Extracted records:
****

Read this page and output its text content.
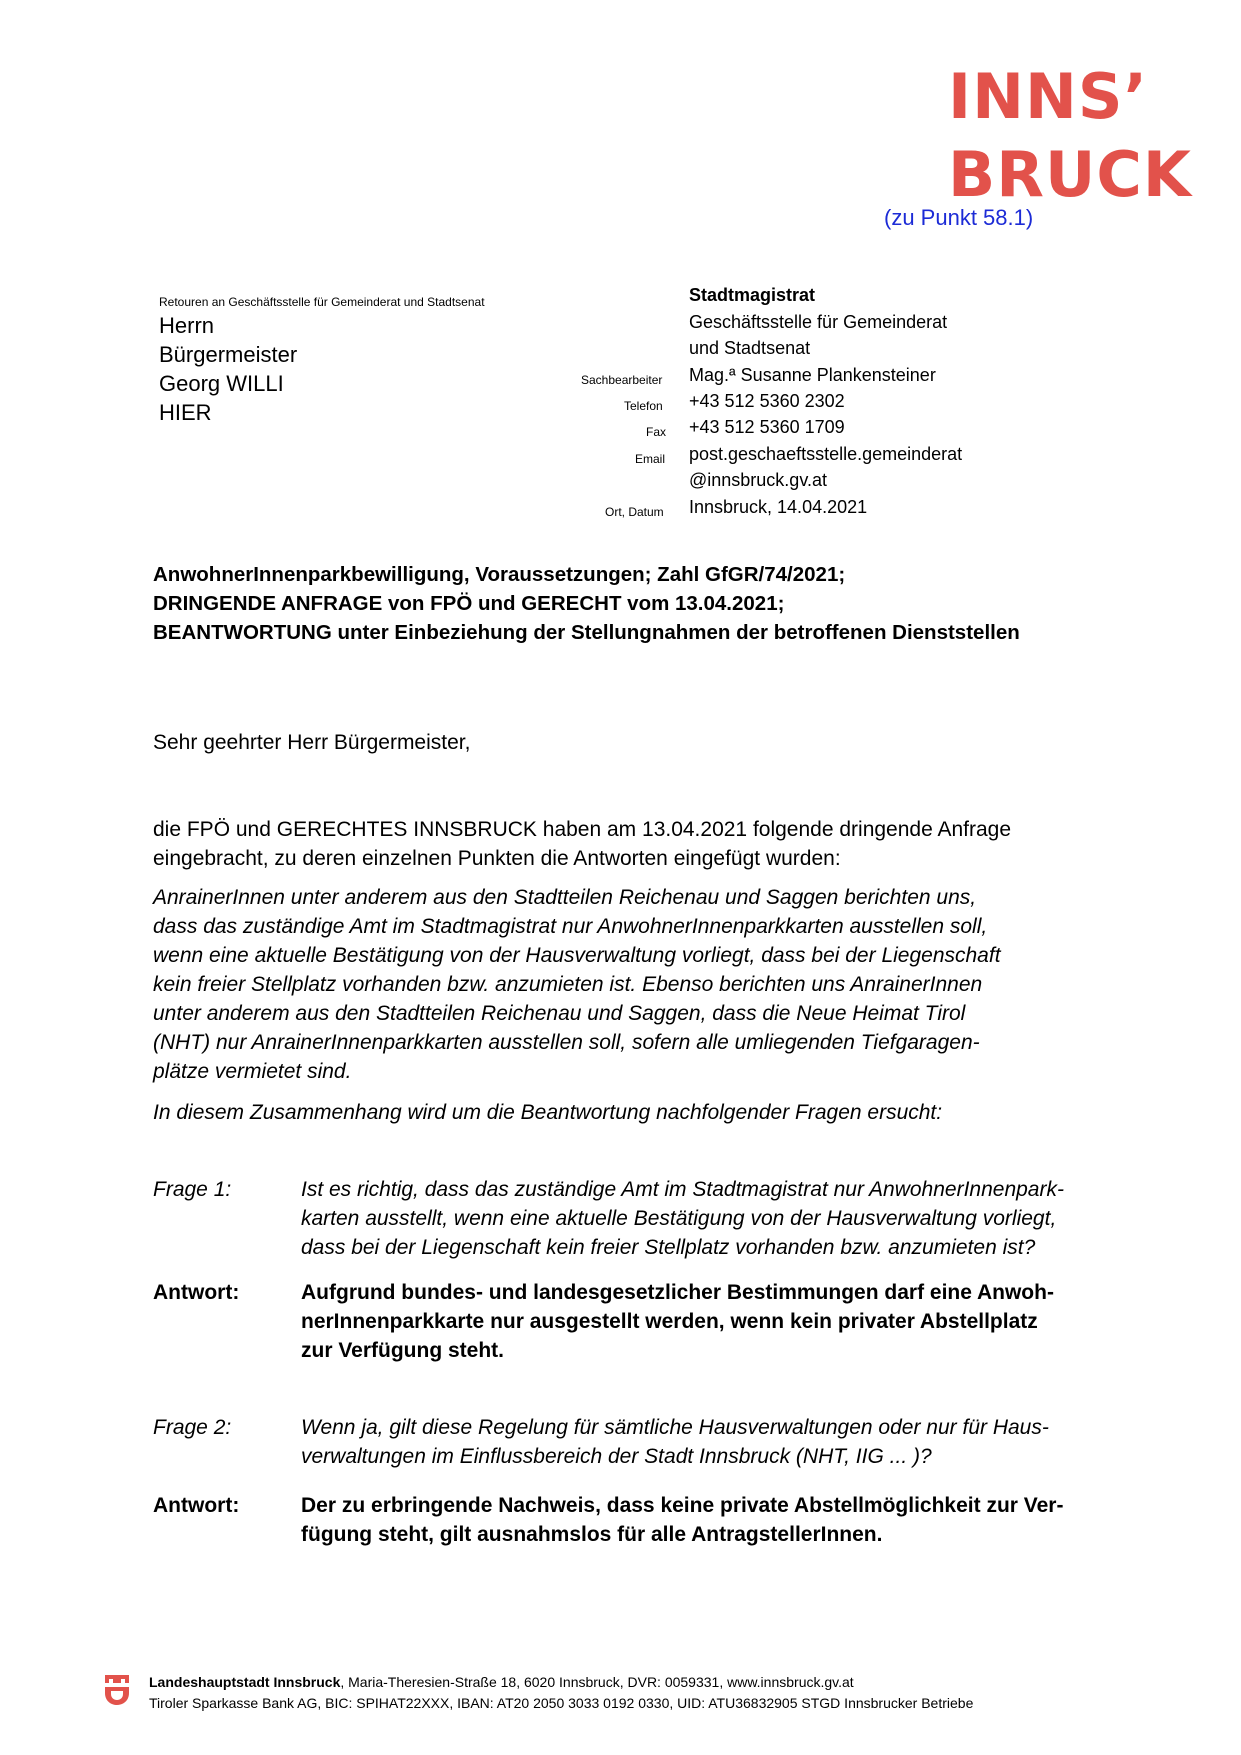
INNS’
BRUCK
(zu Punkt 58.1)
Retouren an Geschäftsstelle für Gemeinderat und Stadtsenat
Herrn
Bürgermeister
Georg WILLI
HIER
Stadtmagistrat
Geschäftsstelle für Gemeinderat
und Stadtsenat
Sachbearbeiter Mag.ª Susanne Plankensteiner
Telefon +43 512 5360 2302
Fax +43 512 5360 1709
Email post.geschaeftsstelle.gemeinderat
@innsbruck.gv.at
Ort, Datum Innsbruck, 14.04.2021
AnwohnerInnenparkbewilligung, Voraussetzungen; Zahl GfGR/74/2021;
DRINGENDE ANFRAGE von FPÖ und GERECHT vom 13.04.2021;
BEANTWORTUNG unter Einbeziehung der Stellungnahmen der betroffenen Dienststellen
Sehr geehrter Herr Bürgermeister,
die FPÖ und GERECHTES INNSBRUCK haben am 13.04.2021 folgende dringende Anfrage
eingebracht, zu deren einzelnen Punkten die Antworten eingefügt wurden:
AnrainerInnen unter anderem aus den Stadtteilen Reichenau und Saggen berichten uns,
dass das zuständige Amt im Stadtmagistrat nur AnwohnerInnenparkkarten ausstellen soll,
wenn eine aktuelle Bestätigung von der Hausverwaltung vorliegt, dass bei der Liegenschaft
kein freier Stellplatz vorhanden bzw. anzumieten ist. Ebenso berichten uns AnrainerInnen
unter anderem aus den Stadtteilen Reichenau und Saggen, dass die Neue Heimat Tirol
(NHT) nur AnrainerInnenparkkarten ausstellen soll, sofern alle umliegenden Tiefgaragen-
plätze vermietet sind.
In diesem Zusammenhang wird um die Beantwortung nachfolgender Fragen ersucht:
Frage 1:	Ist es richtig, dass das zuständige Amt im Stadtmagistrat nur AnwohnerInnenpark-
karten ausstellt, wenn eine aktuelle Bestätigung von der Hausverwaltung vorliegt,
dass bei der Liegenschaft kein freier Stellplatz vorhanden bzw. anzumieten ist?
Antwort:	Aufgrund bundes- und landesgesetzlicher Bestimmungen darf eine Anwoh-
nerInnenparkkarte nur ausgestellt werden, wenn kein privater Abstellplatz
zur Verfügung steht.
Frage 2:	Wenn ja, gilt diese Regelung für sämtliche Hausverwaltungen oder nur für Haus-
verwaltungen im Einflussbereich der Stadt Innsbruck (NHT, IIG ... )?
Antwort:	Der zu erbringende Nachweis, dass keine private Abstellmöglichkeit zur Ver-
fügung steht, gilt ausnahmslos für alle AntragstellerInnen.
Landeshauptstadt Innsbruck, Maria-Theresien-Straße 18, 6020 Innsbruck, DVR: 0059331, www.innsbruck.gv.at
Tiroler Sparkasse Bank AG, BIC: SPIHAT22XXX, IBAN: AT20 2050 3033 0192 0330, UID: ATU36832905 STGD Innsbrucker Betriebe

****

_GIVEN TASK_:
Identify every line holding the word "Bürgermeister" and copy it out.

_CORRECT RESPONSE_:
Bürgermeister
Sehr geehrter Herr Bürgermeister,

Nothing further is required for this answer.